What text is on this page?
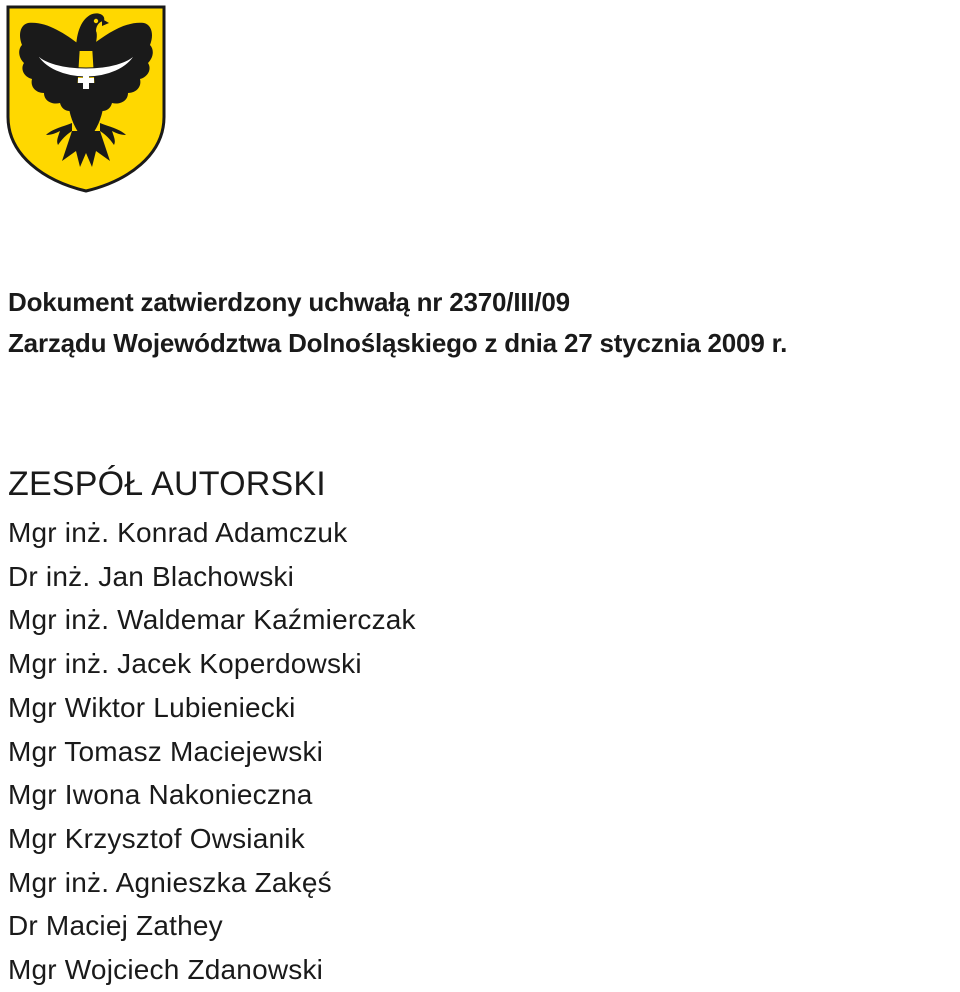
Dokument zatwierdzony uchwałą nr 2370/III/09
Zarządu Województwa Dolnośląskiego z dnia 27 stycznia 2009 r.

ZESPÓŁ AUTORSKI
Mgr inż. Konrad Adamczuk
Dr inż. Jan Blachowski
Mgr inż. Waldemar Kaźmierczak
Mgr inż. Jacek Koperdowski
Mgr Wiktor Lubieniecki
Mgr Tomasz Maciejewski
Mgr Iwona Nakonieczna
Mgr Krzysztof Owsianik
Mgr inż. Agnieszka Zakęś
Dr Maciej Zathey
Mgr Wojciech Zdanowski
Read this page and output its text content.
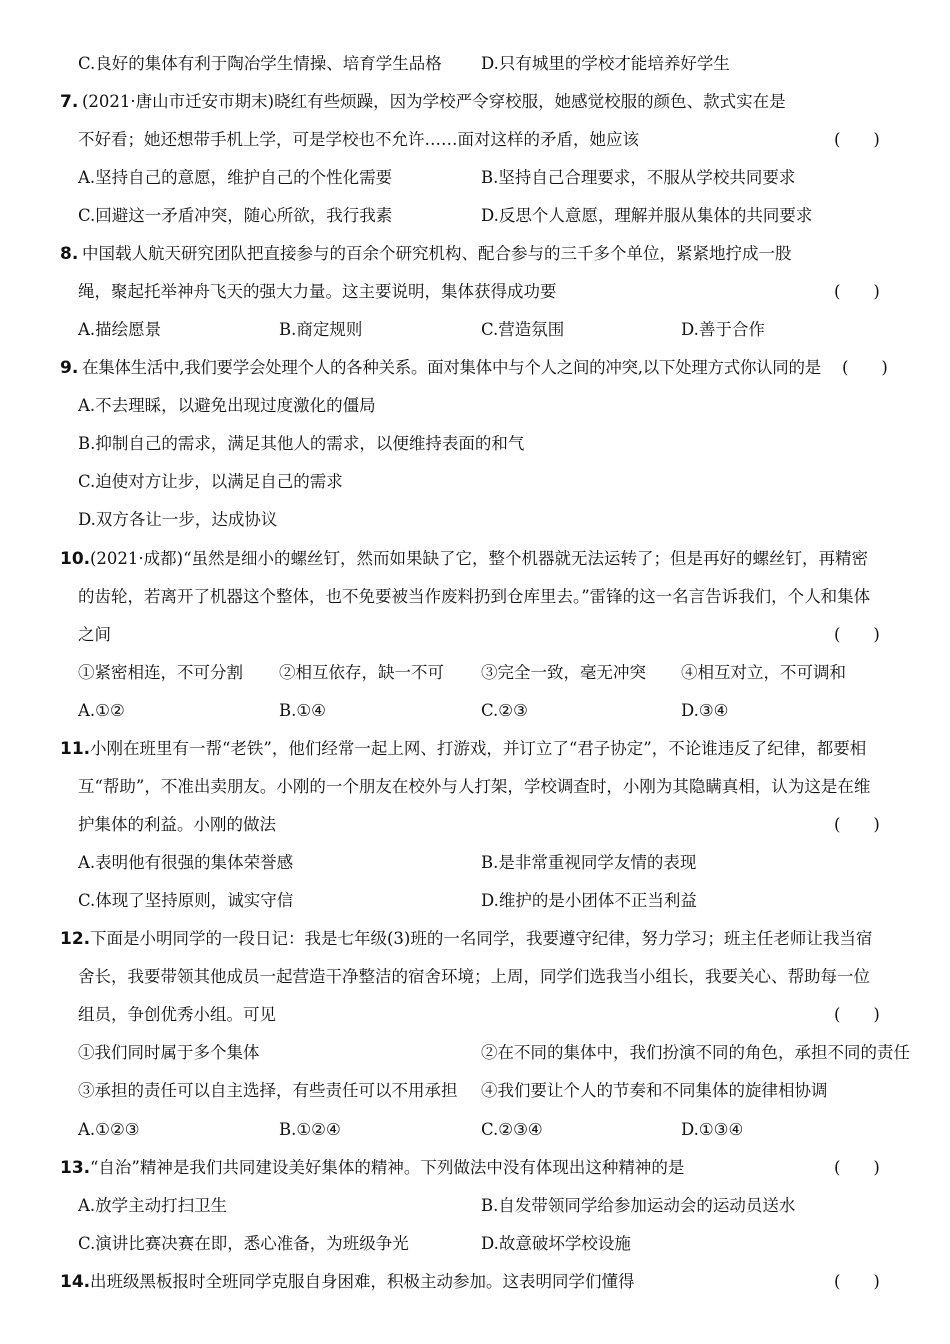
C.良好的集体有利于陶冶学生情操、培育学生品格 D.只有城里的学校才能培养好学生
7. (2021·唐山市迁安市期末)晓红有些烦躁，因为学校严令穿校服，她感觉校服的颜色、款式实在是
不好看；她还想带手机上学，可是学校也不允许……面对这样的矛盾，她应该	(　　)
A.坚持自己的意愿，维护自己的个性化需要	B.坚持自己合理要求，不服从学校共同要求
C.回避这一矛盾冲突，随心所欲，我行我素	D.反思个人意愿，理解并服从集体的共同要求
8. 中国载人航天研究团队把直接参与的百余个研究机构、配合参与的三千多个单位，紧紧地拧成一股
绳，聚起托举神舟飞天的强大力量。这主要说明，集体获得成功要	(　　)
A.描绘愿景	B.商定规则	C.营造氛围	D.善于合作
9. 在集体生活中,我们要学会处理个人的各种关系。面对集体中与个人之间的冲突,以下处理方式你认同的是 (　　)
A.不去理睬，以避免出现过度激化的僵局
B.抑制自己的需求，满足其他人的需求，以便维持表面的和气
C.迫使对方让步，以满足自己的需求
D.双方各让一步，达成协议
10. (2021·成都)“虽然是细小的螺丝钉，然而如果缺了它，整个机器就无法运转了；但是再好的螺丝钉，再精密
的齿轮，若离开了机器这个整体，也不免要被当作废料扔到仓库里去。”雷锋的这一名言告诉我们，个人和集体
之间	(　　)
①紧密相连，不可分割 ②相互依存，缺一不可 ③完全一致，毫无冲突 ④相互对立，不可调和
A.①②	B.①④	C.②③	D.③④
11. 小刚在班里有一帮“老铁”，他们经常一起上网、打游戏，并订立了“君子协定”，不论谁违反了纪律，都要相
互“帮助”，不准出卖朋友。小刚的一个朋友在校外与人打架，学校调查时，小刚为其隐瞒真相，认为这是在维
护集体的利益。小刚的做法	(　　)
A.表明他有很强的集体荣誉感	B.是非常重视同学友情的表现
C.体现了坚持原则，诚实守信	D.维护的是小团体不正当利益
12. 下面是小明同学的一段日记：我是七年级(3)班的一名同学，我要遵守纪律，努力学习；班主任老师让我当宿
舍长，我要带领其他成员一起营造干净整洁的宿舍环境；上周，同学们选我当小组长，我要关心、帮助每一位
组员，争创优秀小组。可见	(　　)
①我们同时属于多个集体	②在不同的集体中，我们扮演不同的角色，承担不同的责任
③承担的责任可以自主选择，有些责任可以不用承担 ④我们要让个人的节奏和不同集体的旋律相协调
A.①②③	B.①②④	C.②③④	D.①③④
13. “自治”精神是我们共同建设美好集体的精神。下列做法中没有体现出这种精神的是	(　　)
A.放学主动打扫卫生	B.自发带领同学给参加运动会的运动员送水
C.演讲比赛决赛在即，悉心准备，为班级争光	D.故意破坏学校设施
14. 出班级黑板报时全班同学克服自身困难，积极主动参加。这表明同学们懂得	(　　)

^^^^^^^^

From the records above, work out how many lines contain the string "text". Give only the number.

▸ **OUTPUT**: 2